# Objective
Select the lines that contain "FDTD" and copy each of them.

# Dataset records
= = = = =

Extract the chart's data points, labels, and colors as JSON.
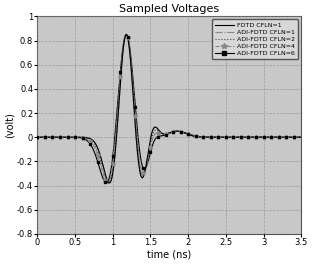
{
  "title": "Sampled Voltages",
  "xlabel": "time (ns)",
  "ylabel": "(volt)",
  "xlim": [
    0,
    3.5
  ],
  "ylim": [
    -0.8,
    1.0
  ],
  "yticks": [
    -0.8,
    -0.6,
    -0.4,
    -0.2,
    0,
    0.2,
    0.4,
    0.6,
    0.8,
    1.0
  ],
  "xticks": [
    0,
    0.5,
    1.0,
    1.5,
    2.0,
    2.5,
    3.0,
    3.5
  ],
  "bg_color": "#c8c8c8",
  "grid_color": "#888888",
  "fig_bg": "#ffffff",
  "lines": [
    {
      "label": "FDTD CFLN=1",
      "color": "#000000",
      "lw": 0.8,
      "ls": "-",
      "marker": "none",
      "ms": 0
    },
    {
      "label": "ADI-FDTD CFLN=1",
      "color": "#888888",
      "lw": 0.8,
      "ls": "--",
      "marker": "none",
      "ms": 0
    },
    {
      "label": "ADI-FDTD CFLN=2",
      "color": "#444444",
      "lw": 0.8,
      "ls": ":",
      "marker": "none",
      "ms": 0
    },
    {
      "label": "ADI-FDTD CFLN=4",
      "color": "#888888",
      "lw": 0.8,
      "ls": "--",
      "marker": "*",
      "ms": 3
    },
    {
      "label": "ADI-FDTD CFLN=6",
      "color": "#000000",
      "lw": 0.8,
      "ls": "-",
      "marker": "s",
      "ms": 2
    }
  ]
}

= = = = =

# Problem solution
      "label": "FDTD CFLN=1",
      "label": "ADI-FDTD CFLN=1",
      "label": "ADI-FDTD CFLN=2",
      "label": "ADI-FDTD CFLN=4",
      "label": "ADI-FDTD CFLN=6",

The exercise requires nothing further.